_BRIEF_:
Leave out the pictures and repeat the rest of the material exactly.

_EXTRACTED MATERIAL_:
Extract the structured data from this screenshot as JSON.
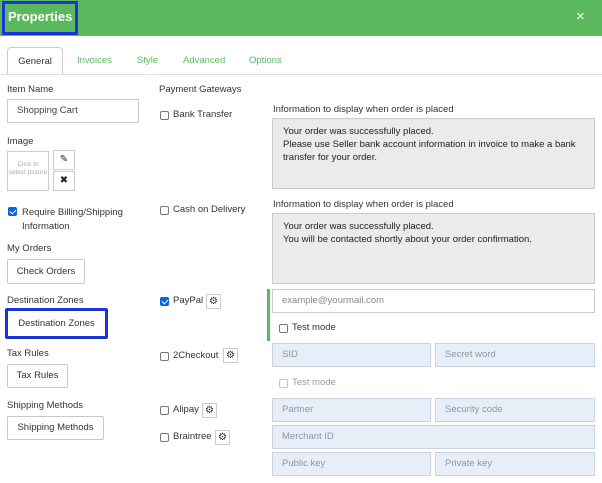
{
  "dialog": {
    "title": "Properties",
    "close_icon": "×"
  },
  "tabs": [
    {
      "label": "General"
    },
    {
      "label": "Invoices"
    },
    {
      "label": "Style"
    },
    {
      "label": "Advanced"
    },
    {
      "label": "Options"
    }
  ],
  "left": {
    "item_name_label": "Item Name",
    "item_name_value": "Shopping Cart",
    "image_label": "Image",
    "image_placeholder": "Click to select picture",
    "require_billing_label": "Require Billing/Shipping Information",
    "my_orders_label": "My Orders",
    "check_orders_button": "Check Orders",
    "destination_zones_label": "Destination Zones",
    "destination_zones_button": "Destination Zones",
    "tax_rules_label": "Tax Rules",
    "tax_rules_button": "Tax Rules",
    "shipping_methods_label": "Shipping Methods",
    "shipping_methods_button": "Shipping Methods"
  },
  "gateways": {
    "title": "Payment Gateways",
    "bank_transfer": "Bank Transfer",
    "cash_on_delivery": "Cash on Delivery",
    "paypal": "PayPal",
    "twocheckout": "2Checkout",
    "alipay": "Alipay",
    "braintree": "Braintree"
  },
  "right": {
    "bank_info_label": "Information to display when order is placed",
    "bank_info_text": "Your order was successfully placed.\nPlease use Seller bank account information in invoice to make a bank transfer for your order.",
    "cod_info_label": "Information to display when order is placed",
    "cod_info_text": "Your order was successfully placed.\nYou will be contacted shortly about your order confirmation.",
    "paypal_email_placeholder": "example@yourmail.com",
    "test_mode_label": "Test mode",
    "sid_placeholder": "SID",
    "secret_word_placeholder": "Secret word",
    "test_mode_label_2": "Test mode",
    "partner_placeholder": "Partner",
    "security_code_placeholder": "Security code",
    "merchant_id_placeholder": "Merchant ID",
    "public_key_placeholder": "Public key",
    "private_key_placeholder": "Private key"
  },
  "colors": {
    "header": "#5cb85c",
    "accent": "#5cb85c",
    "highlight": "#1a35d6",
    "checkbox": "#0b63d6"
  }
}
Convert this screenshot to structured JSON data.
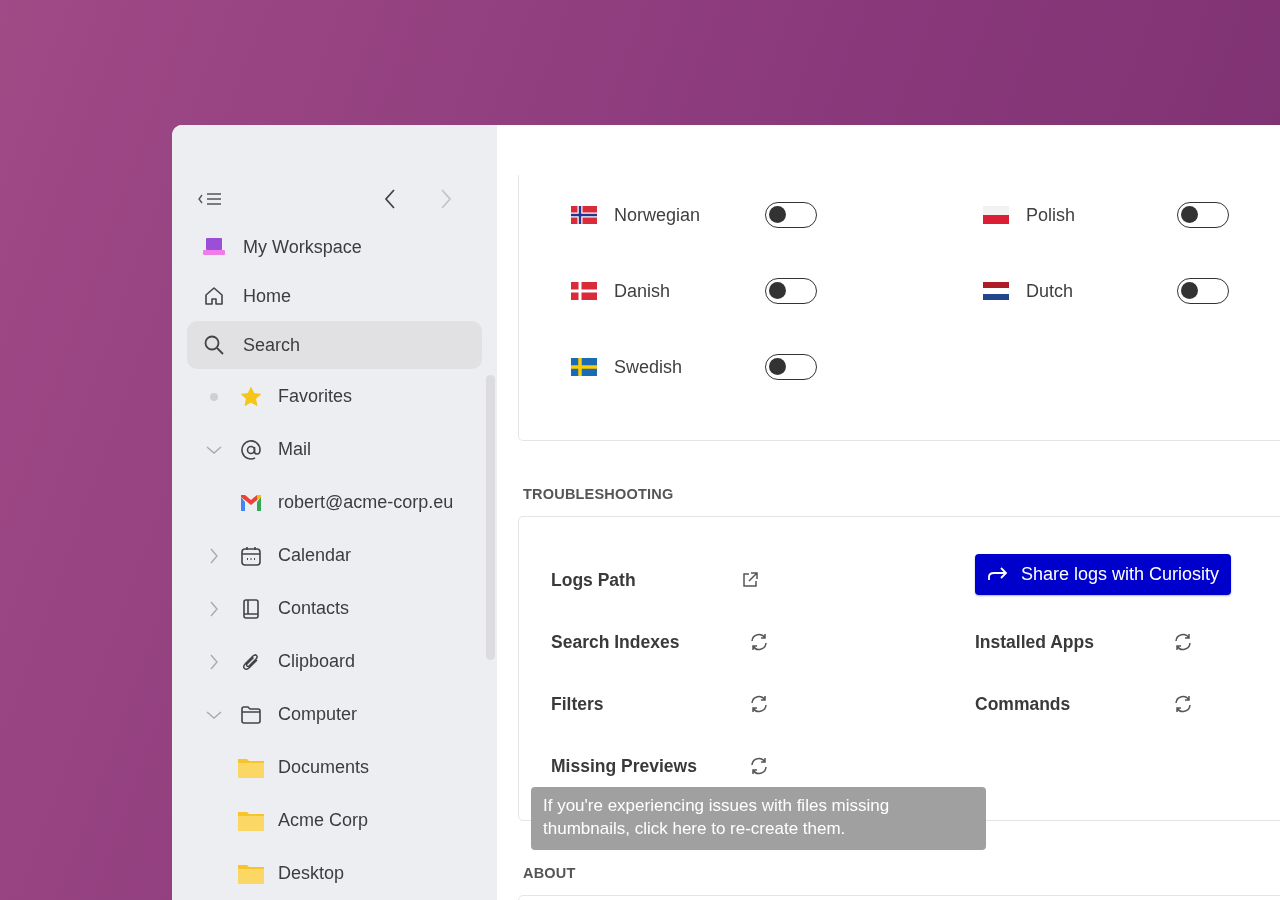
{
  "sidebar": {
    "nav": [
      {
        "label": "My Workspace",
        "kind": "workspace",
        "selected": false
      },
      {
        "label": "Home",
        "kind": "home",
        "selected": false
      },
      {
        "label": "Search",
        "kind": "search",
        "selected": true
      }
    ],
    "tree": [
      {
        "label": "Favorites",
        "kind": "star"
      },
      {
        "label": "Mail",
        "kind": "at",
        "expanded": true,
        "children": [
          {
            "label": "robert@acme-corp.eu",
            "kind": "gmail"
          }
        ]
      },
      {
        "label": "Calendar",
        "kind": "calendar",
        "expanded": false
      },
      {
        "label": "Contacts",
        "kind": "book",
        "expanded": false
      },
      {
        "label": "Clipboard",
        "kind": "clip",
        "expanded": false
      },
      {
        "label": "Computer",
        "kind": "drive",
        "expanded": true,
        "children": [
          {
            "label": "Documents",
            "kind": "folder"
          },
          {
            "label": "Acme Corp",
            "kind": "folder"
          },
          {
            "label": "Desktop",
            "kind": "folder"
          }
        ]
      }
    ]
  },
  "languages": [
    {
      "label": "Norwegian",
      "kind": "norway",
      "on": false
    },
    {
      "label": "Polish",
      "kind": "poland",
      "on": false
    },
    {
      "label": "Danish",
      "kind": "denmark",
      "on": false
    },
    {
      "label": "Dutch",
      "kind": "netherlands",
      "on": false
    },
    {
      "label": "Swedish",
      "kind": "sweden",
      "on": false
    }
  ],
  "troubleshooting": {
    "title": "TROUBLESHOOTING",
    "rows": [
      {
        "cells": [
          {
            "kind": "link",
            "label": "Logs Path"
          },
          {
            "kind": "button",
            "label": "Share logs with Curiosity"
          }
        ]
      },
      {
        "cells": [
          {
            "kind": "refresh",
            "label": "Search Indexes"
          },
          {
            "kind": "refresh",
            "label": "Installed Apps"
          }
        ]
      },
      {
        "cells": [
          {
            "kind": "refresh",
            "label": "Filters"
          },
          {
            "kind": "refresh",
            "label": "Commands"
          }
        ]
      },
      {
        "cells": [
          {
            "kind": "refresh",
            "label": "Missing Previews"
          }
        ]
      }
    ],
    "tooltip": "If you're experiencing issues with files missing thumbnails, click here to re-create them."
  },
  "about": {
    "title": "ABOUT"
  }
}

_FINISHED TASK_:
Extract the structured data from this screenshot as JSON.
{
  "dialog": {
    "title": "Properties",
    "close_icon": "×"
  },
  "tabs": [
    {
      "label": "General"
    },
    {
      "label": "Invoices"
    },
    {
      "label": "Style"
    },
    {
      "label": "Advanced"
    },
    {
      "label": "Options"
    }
  ],
  "left": {
    "item_name_label": "Item Name",
    "item_name_value": "Shopping Cart",
    "image_label": "Image",
    "image_placeholder": "Click to select picture",
    "require_billing_label": "Require Billing/Shipping Information",
    "my_orders_label": "My Orders",
    "check_orders_button": "Check Orders",
    "destination_zones_label": "Destination Zones",
    "destination_zones_button": "Destination Zones",
    "tax_rules_label": "Tax Rules",
    "tax_rules_button": "Tax Rules",
    "shipping_methods_label": "Shipping Methods",
    "shipping_methods_button": "Shipping Methods"
  },
  "gateways": {
    "title": "Payment Gateways",
    "bank_transfer": "Bank Transfer",
    "cash_on_delivery": "Cash on Delivery",
    "paypal": "PayPal",
    "twocheckout": "2Checkout",
    "alipay": "Alipay",
    "braintree": "Braintree"
  },
  "right": {
    "bank_info_label": "Information to display when order is placed",
    "bank_info_text": "Your order was successfully placed.\nPlease use Seller bank account information in invoice to make a bank transfer for your order.",
    "cod_info_label": "Information to display when order is placed",
    "cod_info_text": "Your order was successfully placed.\nYou will be contacted shortly about your order confirmation.",
    "paypal_email_placeholder": "example@yourmail.com",
    "test_mode_label": "Test mode",
    "sid_placeholder": "SID",
    "secret_word_placeholder": "Secret word",
    "test_mode_label_2": "Test mode",
    "partner_placeholder": "Partner",
    "security_code_placeholder": "Security code",
    "merchant_id_placeholder": "Merchant ID",
    "public_key_placeholder": "Public key",
    "private_key_placeholder": "Private key"
  },
  "colors": {
    "header": "#5cb85c",
    "accent": "#5cb85c",
    "highlight": "#1a35d6",
    "checkbox": "#0b63d6"
  }
}
Convert this screenshot to structured JSON data.
{
  "sidebar": {
    "nav": [
      {
        "label": "My Workspace",
        "kind": "workspace",
        "selected": false
      },
      {
        "label": "Home",
        "kind": "home",
        "selected": false
      },
      {
        "label": "Search",
        "kind": "search",
        "selected": true
      }
    ],
    "tree": [
      {
        "label": "Favorites",
        "kind": "star"
      },
      {
        "label": "Mail",
        "kind": "at",
        "expanded": true,
        "children": [
          {
            "label": "robert@acme-corp.eu",
            "kind": "gmail"
          }
        ]
      },
      {
        "label": "Calendar",
        "kind": "calendar",
        "expanded": false
      },
      {
        "label": "Contacts",
        "kind": "book",
        "expanded": false
      },
      {
        "label": "Clipboard",
        "kind": "clip",
        "expanded": false
      },
      {
        "label": "Computer",
        "kind": "drive",
        "expanded": true,
        "children": [
          {
            "label": "Documents",
            "kind": "folder"
          },
          {
            "label": "Acme Corp",
            "kind": "folder"
          },
          {
            "label": "Desktop",
            "kind": "folder"
          }
        ]
      }
    ]
  },
  "languages": [
    {
      "label": "Norwegian",
      "kind": "norway",
      "on": false
    },
    {
      "label": "Polish",
      "kind": "poland",
      "on": false
    },
    {
      "label": "Danish",
      "kind": "denmark",
      "on": false
    },
    {
      "label": "Dutch",
      "kind": "netherlands",
      "on": false
    },
    {
      "label": "Swedish",
      "kind": "sweden",
      "on": false
    }
  ],
  "troubleshooting": {
    "title": "TROUBLESHOOTING",
    "rows": [
      {
        "cells": [
          {
            "kind": "link",
            "label": "Logs Path"
          },
          {
            "kind": "button",
            "label": "Share logs with Curiosity"
          }
        ]
      },
      {
        "cells": [
          {
            "kind": "refresh",
            "label": "Search Indexes"
          },
          {
            "kind": "refresh",
            "label": "Installed Apps"
          }
        ]
      },
      {
        "cells": [
          {
            "kind": "refresh",
            "label": "Filters"
          },
          {
            "kind": "refresh",
            "label": "Commands"
          }
        ]
      },
      {
        "cells": [
          {
            "kind": "refresh",
            "label": "Missing Previews"
          }
        ]
      }
    ],
    "tooltip": "If you're experiencing issues with files missing thumbnails, click here to re-create them."
  },
  "about": {
    "title": "ABOUT"
  }
}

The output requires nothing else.